Written exercise
Pull out every line containing the string "programas".

Stored items:
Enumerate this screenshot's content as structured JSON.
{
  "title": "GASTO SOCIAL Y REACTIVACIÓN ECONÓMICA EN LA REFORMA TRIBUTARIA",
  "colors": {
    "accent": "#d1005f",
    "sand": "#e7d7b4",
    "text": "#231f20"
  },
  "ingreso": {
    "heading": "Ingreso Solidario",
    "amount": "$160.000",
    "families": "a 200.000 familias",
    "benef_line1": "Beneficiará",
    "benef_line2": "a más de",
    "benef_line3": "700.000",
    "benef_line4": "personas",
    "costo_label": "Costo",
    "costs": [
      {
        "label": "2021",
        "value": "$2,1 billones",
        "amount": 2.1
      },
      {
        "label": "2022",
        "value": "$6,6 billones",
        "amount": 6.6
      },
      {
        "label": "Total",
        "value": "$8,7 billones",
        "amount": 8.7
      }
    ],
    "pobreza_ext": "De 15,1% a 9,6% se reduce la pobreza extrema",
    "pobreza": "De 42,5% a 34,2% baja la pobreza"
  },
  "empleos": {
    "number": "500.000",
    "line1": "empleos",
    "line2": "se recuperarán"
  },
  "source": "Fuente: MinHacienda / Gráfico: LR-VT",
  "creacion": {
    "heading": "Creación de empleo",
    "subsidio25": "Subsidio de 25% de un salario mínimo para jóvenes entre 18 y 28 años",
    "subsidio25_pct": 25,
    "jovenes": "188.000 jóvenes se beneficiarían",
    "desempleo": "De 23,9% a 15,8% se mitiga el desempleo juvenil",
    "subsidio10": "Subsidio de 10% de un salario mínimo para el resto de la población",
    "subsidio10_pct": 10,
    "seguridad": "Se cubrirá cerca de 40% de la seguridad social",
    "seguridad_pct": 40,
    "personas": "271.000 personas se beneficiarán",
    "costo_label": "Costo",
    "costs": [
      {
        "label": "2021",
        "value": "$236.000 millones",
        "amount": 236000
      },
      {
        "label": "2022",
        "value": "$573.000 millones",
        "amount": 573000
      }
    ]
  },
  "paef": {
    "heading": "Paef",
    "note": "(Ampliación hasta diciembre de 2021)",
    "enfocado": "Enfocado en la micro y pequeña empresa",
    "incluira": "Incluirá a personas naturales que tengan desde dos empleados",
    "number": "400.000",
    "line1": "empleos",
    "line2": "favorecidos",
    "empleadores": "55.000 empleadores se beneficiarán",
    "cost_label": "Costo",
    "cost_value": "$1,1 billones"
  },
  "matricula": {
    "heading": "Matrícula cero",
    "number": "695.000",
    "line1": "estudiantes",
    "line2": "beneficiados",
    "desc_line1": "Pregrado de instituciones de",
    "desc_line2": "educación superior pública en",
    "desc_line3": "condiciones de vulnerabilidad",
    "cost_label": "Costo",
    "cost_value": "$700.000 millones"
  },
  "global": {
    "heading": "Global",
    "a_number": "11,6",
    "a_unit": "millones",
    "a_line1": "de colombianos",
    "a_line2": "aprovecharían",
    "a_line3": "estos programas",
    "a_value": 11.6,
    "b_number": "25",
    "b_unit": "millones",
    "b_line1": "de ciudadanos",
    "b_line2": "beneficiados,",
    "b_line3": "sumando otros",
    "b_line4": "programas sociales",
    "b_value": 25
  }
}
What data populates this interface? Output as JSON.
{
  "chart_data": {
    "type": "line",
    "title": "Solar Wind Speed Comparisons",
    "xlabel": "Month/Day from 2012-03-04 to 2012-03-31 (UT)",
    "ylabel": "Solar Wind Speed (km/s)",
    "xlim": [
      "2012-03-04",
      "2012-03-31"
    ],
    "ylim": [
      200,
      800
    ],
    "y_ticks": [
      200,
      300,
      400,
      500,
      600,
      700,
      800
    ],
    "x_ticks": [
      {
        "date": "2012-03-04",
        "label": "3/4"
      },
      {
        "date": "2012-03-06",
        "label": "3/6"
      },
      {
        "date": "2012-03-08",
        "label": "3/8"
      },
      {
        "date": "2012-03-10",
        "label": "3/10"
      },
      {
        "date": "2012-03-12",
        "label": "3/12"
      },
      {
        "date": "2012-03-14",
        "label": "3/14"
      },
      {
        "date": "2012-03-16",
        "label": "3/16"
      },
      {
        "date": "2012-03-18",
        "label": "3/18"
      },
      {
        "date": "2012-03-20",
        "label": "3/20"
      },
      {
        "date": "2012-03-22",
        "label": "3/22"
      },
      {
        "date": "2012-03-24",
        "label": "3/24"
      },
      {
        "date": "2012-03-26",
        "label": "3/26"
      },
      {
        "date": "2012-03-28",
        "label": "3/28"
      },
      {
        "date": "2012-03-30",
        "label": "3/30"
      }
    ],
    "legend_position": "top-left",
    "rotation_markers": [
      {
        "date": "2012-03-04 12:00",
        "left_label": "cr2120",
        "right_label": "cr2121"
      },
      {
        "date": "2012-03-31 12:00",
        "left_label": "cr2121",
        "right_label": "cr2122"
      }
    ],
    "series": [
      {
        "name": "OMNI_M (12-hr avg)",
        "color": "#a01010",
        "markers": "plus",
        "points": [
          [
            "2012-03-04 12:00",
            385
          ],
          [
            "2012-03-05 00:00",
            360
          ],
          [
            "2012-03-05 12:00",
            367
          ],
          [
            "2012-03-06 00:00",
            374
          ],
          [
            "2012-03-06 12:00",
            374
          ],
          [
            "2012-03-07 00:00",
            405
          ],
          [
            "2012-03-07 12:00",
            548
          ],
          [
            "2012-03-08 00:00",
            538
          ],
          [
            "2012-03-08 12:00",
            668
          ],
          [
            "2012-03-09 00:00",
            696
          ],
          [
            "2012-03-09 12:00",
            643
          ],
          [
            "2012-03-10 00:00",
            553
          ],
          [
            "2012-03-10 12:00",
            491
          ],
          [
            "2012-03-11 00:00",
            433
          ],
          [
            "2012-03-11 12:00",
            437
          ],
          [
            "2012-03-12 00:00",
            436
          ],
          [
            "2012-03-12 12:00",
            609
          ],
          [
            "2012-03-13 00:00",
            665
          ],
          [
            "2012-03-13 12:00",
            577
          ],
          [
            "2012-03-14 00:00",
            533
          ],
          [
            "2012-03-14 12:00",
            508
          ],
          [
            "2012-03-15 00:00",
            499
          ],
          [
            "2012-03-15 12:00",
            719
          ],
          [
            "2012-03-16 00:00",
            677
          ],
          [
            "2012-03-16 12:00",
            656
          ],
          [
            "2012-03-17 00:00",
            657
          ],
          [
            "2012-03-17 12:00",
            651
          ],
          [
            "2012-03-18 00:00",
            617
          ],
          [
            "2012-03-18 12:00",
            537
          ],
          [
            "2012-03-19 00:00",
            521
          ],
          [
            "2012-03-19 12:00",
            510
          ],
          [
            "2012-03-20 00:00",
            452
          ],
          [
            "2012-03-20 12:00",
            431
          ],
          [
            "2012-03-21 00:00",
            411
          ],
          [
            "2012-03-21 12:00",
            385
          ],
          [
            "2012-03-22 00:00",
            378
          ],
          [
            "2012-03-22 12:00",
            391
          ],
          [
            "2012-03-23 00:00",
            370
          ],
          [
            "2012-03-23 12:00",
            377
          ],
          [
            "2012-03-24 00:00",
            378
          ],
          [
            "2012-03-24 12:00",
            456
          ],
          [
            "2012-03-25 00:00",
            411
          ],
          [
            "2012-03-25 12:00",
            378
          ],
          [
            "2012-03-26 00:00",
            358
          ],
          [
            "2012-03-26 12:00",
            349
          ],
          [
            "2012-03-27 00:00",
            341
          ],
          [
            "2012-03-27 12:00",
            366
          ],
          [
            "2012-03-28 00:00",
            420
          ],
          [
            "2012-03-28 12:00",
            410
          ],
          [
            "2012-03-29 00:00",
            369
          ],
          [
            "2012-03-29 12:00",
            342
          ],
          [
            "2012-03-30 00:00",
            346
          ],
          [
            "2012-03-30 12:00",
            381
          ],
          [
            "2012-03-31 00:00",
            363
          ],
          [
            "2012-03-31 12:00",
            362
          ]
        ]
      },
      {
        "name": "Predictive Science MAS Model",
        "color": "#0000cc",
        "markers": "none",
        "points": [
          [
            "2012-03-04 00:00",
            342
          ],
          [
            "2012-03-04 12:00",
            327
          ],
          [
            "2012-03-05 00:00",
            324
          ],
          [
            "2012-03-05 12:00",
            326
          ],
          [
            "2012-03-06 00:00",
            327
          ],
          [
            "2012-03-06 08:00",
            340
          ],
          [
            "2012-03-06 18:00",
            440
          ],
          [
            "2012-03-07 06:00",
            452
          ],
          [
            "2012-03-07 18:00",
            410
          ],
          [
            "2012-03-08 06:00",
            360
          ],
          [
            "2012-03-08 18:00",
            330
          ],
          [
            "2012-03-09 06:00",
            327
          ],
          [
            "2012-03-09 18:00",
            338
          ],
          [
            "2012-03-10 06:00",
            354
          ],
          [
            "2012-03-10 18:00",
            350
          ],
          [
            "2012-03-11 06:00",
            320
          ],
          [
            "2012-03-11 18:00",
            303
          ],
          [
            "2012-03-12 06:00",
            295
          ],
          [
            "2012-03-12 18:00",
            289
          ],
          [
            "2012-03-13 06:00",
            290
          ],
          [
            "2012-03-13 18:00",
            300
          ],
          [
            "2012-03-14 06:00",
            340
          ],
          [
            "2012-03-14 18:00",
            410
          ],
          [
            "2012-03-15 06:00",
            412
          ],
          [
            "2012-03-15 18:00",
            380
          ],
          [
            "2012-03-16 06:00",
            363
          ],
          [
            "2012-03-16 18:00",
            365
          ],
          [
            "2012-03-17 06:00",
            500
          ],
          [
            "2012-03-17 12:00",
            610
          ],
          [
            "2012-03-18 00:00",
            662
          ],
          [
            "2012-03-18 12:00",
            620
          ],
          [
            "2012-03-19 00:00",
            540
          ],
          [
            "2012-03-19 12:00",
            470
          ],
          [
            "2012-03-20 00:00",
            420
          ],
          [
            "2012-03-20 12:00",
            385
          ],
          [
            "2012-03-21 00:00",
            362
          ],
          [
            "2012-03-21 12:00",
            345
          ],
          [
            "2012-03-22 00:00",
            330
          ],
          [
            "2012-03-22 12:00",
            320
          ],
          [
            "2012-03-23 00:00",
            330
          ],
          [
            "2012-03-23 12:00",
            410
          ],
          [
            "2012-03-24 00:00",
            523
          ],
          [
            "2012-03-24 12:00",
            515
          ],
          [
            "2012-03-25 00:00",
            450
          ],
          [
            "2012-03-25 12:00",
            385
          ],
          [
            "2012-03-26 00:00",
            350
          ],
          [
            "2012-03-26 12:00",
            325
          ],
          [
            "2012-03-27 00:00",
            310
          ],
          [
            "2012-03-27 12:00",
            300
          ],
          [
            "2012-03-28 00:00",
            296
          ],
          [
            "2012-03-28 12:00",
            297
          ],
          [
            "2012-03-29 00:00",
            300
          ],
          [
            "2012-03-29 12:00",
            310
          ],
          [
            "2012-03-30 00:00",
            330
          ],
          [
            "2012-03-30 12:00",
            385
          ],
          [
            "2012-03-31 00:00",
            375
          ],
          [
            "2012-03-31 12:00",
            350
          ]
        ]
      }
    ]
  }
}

Written reply
    "a_line3": "estos programas",
    "b_line4": "programas sociales",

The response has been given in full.